EXERCISE BRIEF: Pull each line holding "Output" out of the entries below.

-- BEGIN DATA SHOWN --

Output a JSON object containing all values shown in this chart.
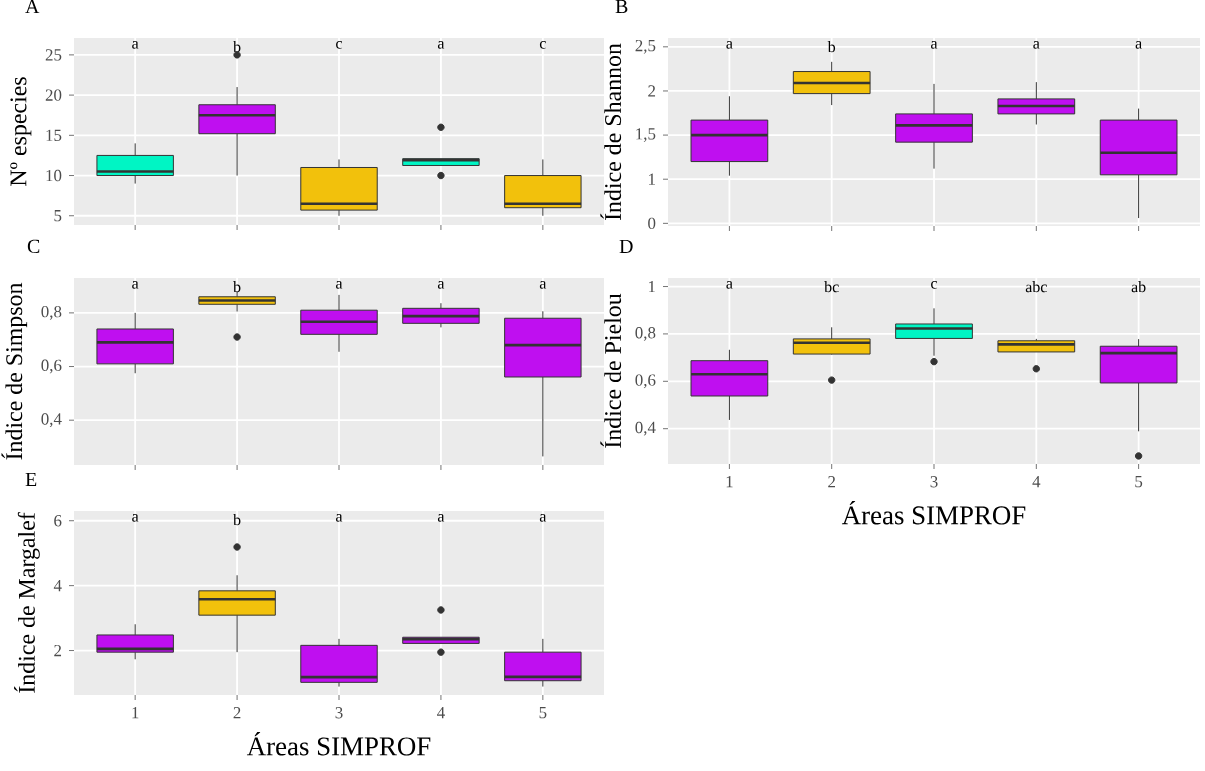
{
  "chart_data": [
    {
      "type": "box",
      "title": "A",
      "ylabel": "Nº especies",
      "categories": [
        "1",
        "2",
        "3",
        "4",
        "5"
      ],
      "boxes": [
        {
          "low": 9,
          "q1": 10,
          "median": 10.5,
          "q3": 12.5,
          "high": 14
        },
        {
          "low": 10,
          "q1": 15.2,
          "median": 17.5,
          "q3": 18.8,
          "high": 21,
          "outliers": [
            25
          ]
        },
        {
          "low": 5,
          "q1": 5.7,
          "median": 6.5,
          "q3": 11,
          "high": 12
        },
        {
          "low": 11.2,
          "q1": 11.25,
          "median": 11.9,
          "q3": 12.1,
          "high": 12.1,
          "outliers": [
            16,
            10
          ]
        },
        {
          "low": 5,
          "q1": 6,
          "median": 6.5,
          "q3": 10,
          "high": 12
        }
      ],
      "colors": [
        "#00f5c4",
        "#bf0ff0",
        "#f2c10c",
        "#00f5c4",
        "#f2c10c"
      ],
      "ylim": [
        3.85,
        27.1
      ],
      "yticks": [
        5,
        10,
        15,
        20,
        25
      ],
      "tick_labels": "y",
      "grid": true,
      "annotations": [
        "a",
        "b",
        "c",
        "a",
        "c"
      ]
    },
    {
      "type": "box",
      "title": "B",
      "ylabel": "Índice de Shannon",
      "categories": [
        "1",
        "2",
        "3",
        "4",
        "5"
      ],
      "boxes": [
        {
          "low": 1.04,
          "q1": 1.2,
          "median": 1.5,
          "q3": 1.67,
          "high": 1.94
        },
        {
          "low": 1.84,
          "q1": 1.97,
          "median": 2.09,
          "q3": 2.22,
          "high": 2.33
        },
        {
          "low": 1.12,
          "q1": 1.42,
          "median": 1.61,
          "q3": 1.74,
          "high": 2.08
        },
        {
          "low": 1.62,
          "q1": 1.74,
          "median": 1.83,
          "q3": 1.91,
          "high": 2.1
        },
        {
          "low": 0.56,
          "q1": 1.05,
          "median": 1.3,
          "q3": 1.67,
          "high": 1.8
        }
      ],
      "colors": [
        "#bf0ff0",
        "#f2c10c",
        "#bf0ff0",
        "#bf0ff0",
        "#bf0ff0"
      ],
      "ylim": [
        0.47,
        2.6
      ],
      "yticks": [
        {
          "value": 0.5,
          "label": "0"
        },
        1,
        {
          "value": 1.5,
          "label": "1,5"
        },
        2,
        {
          "value": 2.5,
          "label": "2,5"
        }
      ],
      "tick_labels": "y",
      "grid": true,
      "annotations": [
        "a",
        "b",
        "a",
        "a",
        "a"
      ]
    },
    {
      "type": "box",
      "title": "C",
      "ylabel": "Índice de Simpson",
      "categories": [
        "1",
        "2",
        "3",
        "4",
        "5"
      ],
      "boxes": [
        {
          "low": 0.575,
          "q1": 0.61,
          "median": 0.69,
          "q3": 0.74,
          "high": 0.8
        },
        {
          "low": 0.805,
          "q1": 0.832,
          "median": 0.846,
          "q3": 0.86,
          "high": 0.88,
          "outliers": [
            0.71
          ]
        },
        {
          "low": 0.655,
          "q1": 0.72,
          "median": 0.767,
          "q3": 0.81,
          "high": 0.867
        },
        {
          "low": 0.746,
          "q1": 0.761,
          "median": 0.788,
          "q3": 0.817,
          "high": 0.836
        },
        {
          "low": 0.265,
          "q1": 0.561,
          "median": 0.68,
          "q3": 0.78,
          "high": 0.806
        }
      ],
      "colors": [
        "#bf0ff0",
        "#f2c10c",
        "#bf0ff0",
        "#bf0ff0",
        "#bf0ff0"
      ],
      "ylim": [
        0.233,
        0.93
      ],
      "yticks": [
        {
          "value": 0.4,
          "label": "0,4"
        },
        {
          "value": 0.6,
          "label": "0,6"
        },
        {
          "value": 0.8,
          "label": "0,8"
        }
      ],
      "tick_labels": "y",
      "grid": true,
      "annotations": [
        "a",
        "b",
        "a",
        "a",
        "a"
      ]
    },
    {
      "type": "box",
      "title": "D",
      "ylabel": "Índice de Pielou",
      "xlabel": "Áreas SIMPROF",
      "categories": [
        "1",
        "2",
        "3",
        "4",
        "5"
      ],
      "boxes": [
        {
          "low": 0.437,
          "q1": 0.538,
          "median": 0.63,
          "q3": 0.687,
          "high": 0.733
        },
        {
          "low": 0.713,
          "q1": 0.715,
          "median": 0.763,
          "q3": 0.779,
          "high": 0.828,
          "outliers": [
            0.605
          ]
        },
        {
          "low": 0.708,
          "q1": 0.781,
          "median": 0.823,
          "q3": 0.842,
          "high": 0.908,
          "outliers": [
            0.683
          ]
        },
        {
          "low": 0.724,
          "q1": 0.724,
          "median": 0.756,
          "q3": 0.771,
          "high": 0.779,
          "outliers": [
            0.653
          ]
        },
        {
          "low": 0.389,
          "q1": 0.593,
          "median": 0.719,
          "q3": 0.748,
          "high": 0.778,
          "outliers": [
            0.285
          ]
        }
      ],
      "colors": [
        "#bf0ff0",
        "#f2c10c",
        "#00f5c4",
        "#f2c10c",
        "#bf0ff0"
      ],
      "ylim": [
        0.251,
        1.036
      ],
      "yticks": [
        {
          "value": 0.4,
          "label": "0,4"
        },
        {
          "value": 0.6,
          "label": "0,6"
        },
        {
          "value": 0.8,
          "label": "0,8"
        },
        1
      ],
      "grid": true,
      "annotations": [
        "a",
        "bc",
        "c",
        "abc",
        "ab"
      ]
    },
    {
      "type": "box",
      "title": "E",
      "ylabel": "Índice de Margalef",
      "xlabel": "Áreas SIMPROF",
      "categories": [
        "1",
        "2",
        "3",
        "4",
        "5"
      ],
      "boxes": [
        {
          "low": 1.73,
          "q1": 1.95,
          "median": 2.05,
          "q3": 2.48,
          "high": 2.81
        },
        {
          "low": 1.95,
          "q1": 3.09,
          "median": 3.58,
          "q3": 3.84,
          "high": 4.32,
          "outliers": [
            5.19
          ]
        },
        {
          "low": 0.89,
          "q1": 1.02,
          "median": 1.18,
          "q3": 2.16,
          "high": 2.36
        },
        {
          "low": 2.22,
          "q1": 2.22,
          "median": 2.35,
          "q3": 2.41,
          "high": 2.41,
          "outliers": [
            3.25,
            1.95
          ]
        },
        {
          "low": 0.89,
          "q1": 1.07,
          "median": 1.19,
          "q3": 1.95,
          "high": 2.36
        }
      ],
      "colors": [
        "#bf0ff0",
        "#f2c10c",
        "#bf0ff0",
        "#bf0ff0",
        "#bf0ff0"
      ],
      "ylim": [
        0.63,
        6.3
      ],
      "yticks": [
        2,
        4,
        6
      ],
      "grid": true,
      "annotations": [
        "a",
        "b",
        "a",
        "a",
        "a"
      ]
    }
  ]
}
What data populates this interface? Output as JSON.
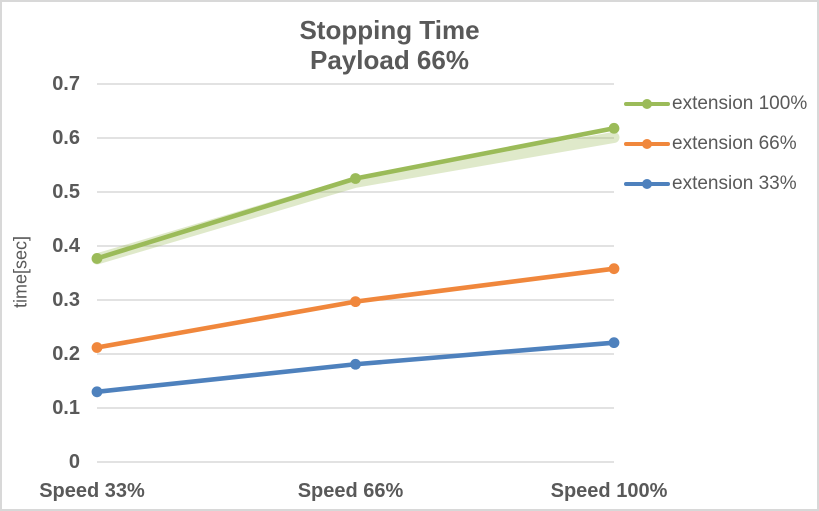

-- END DATA SHOWN --

FULL RESPONSE:
Output a JSON object containing all values shown in this chart.
What data populates this interface? Output as JSON.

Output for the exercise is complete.